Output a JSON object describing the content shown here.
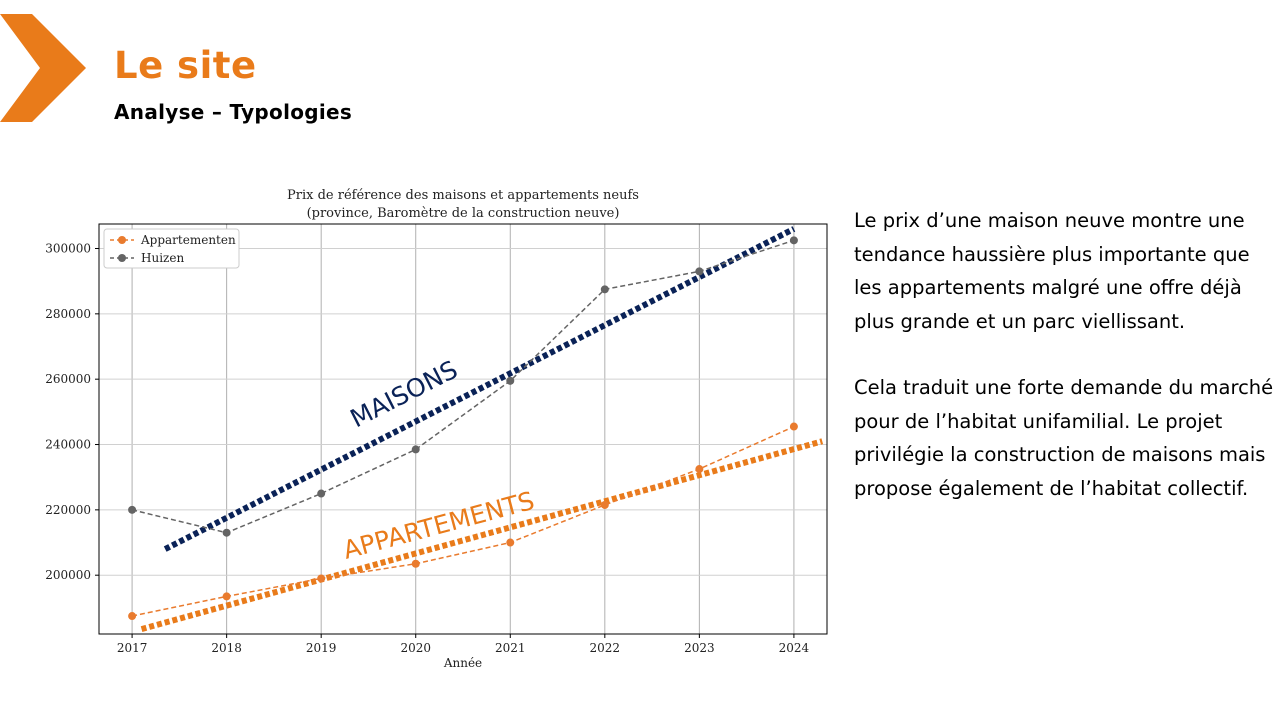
{
  "slide": {
    "title": "Le site",
    "subtitle": "Analyse – Typologies",
    "paragraphs": [
      "Le prix d’une maison neuve montre une tendance haussière plus importante que les appartements malgré une offre déjà plus grande et un parc viellissant.",
      "Cela traduit une forte demande du marché pour de l’habitat unifamilial. Le projet privilégie la construction de maisons mais propose également de l’habitat collectif."
    ],
    "colors": {
      "accent": "#e97b1a",
      "navy": "#0a2257"
    },
    "logo_icon": "chevron-right-icon"
  },
  "chart_data": {
    "type": "line",
    "title_line1": "Prix de référence des maisons et appartements neufs",
    "title_line2": "(province, Baromètre de la construction neuve)",
    "xlabel": "Année",
    "ylabel": "",
    "x": [
      2017,
      2018,
      2019,
      2020,
      2021,
      2022,
      2023,
      2024
    ],
    "xlim": [
      2016.65,
      2024.35
    ],
    "ylim": [
      182000,
      307500
    ],
    "yticks": [
      200000,
      220000,
      240000,
      260000,
      280000,
      300000
    ],
    "grid": true,
    "legend_position": "top-left",
    "series": [
      {
        "name": "Appartementen",
        "color": "#e97b2e",
        "values": [
          187500,
          193500,
          199000,
          203500,
          210000,
          221500,
          232500,
          245500
        ]
      },
      {
        "name": "Huizen",
        "color": "#646464",
        "values": [
          220000,
          213000,
          225000,
          238500,
          259500,
          287500,
          293000,
          302500
        ]
      }
    ],
    "trendlines": [
      {
        "label": "MAISONS",
        "color": "#0a2257",
        "from": [
          2017.35,
          208000
        ],
        "to": [
          2024.0,
          306000
        ]
      },
      {
        "label": "APPARTEMENTS",
        "color": "#e97b1a",
        "from": [
          2017.1,
          183500
        ],
        "to": [
          2024.3,
          241000
        ]
      }
    ]
  }
}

+---+

**Given task:**
Filter the records above for lines containing the word "neuve", and copy those lines.

**Task output:**
      "Le prix d’une maison neuve montre une tendance haussière plus importante que les appartements malgré une offre déjà plus grande et un parc viellissant.",
    "title_line2": "(province, Baromètre de la construction neuve)",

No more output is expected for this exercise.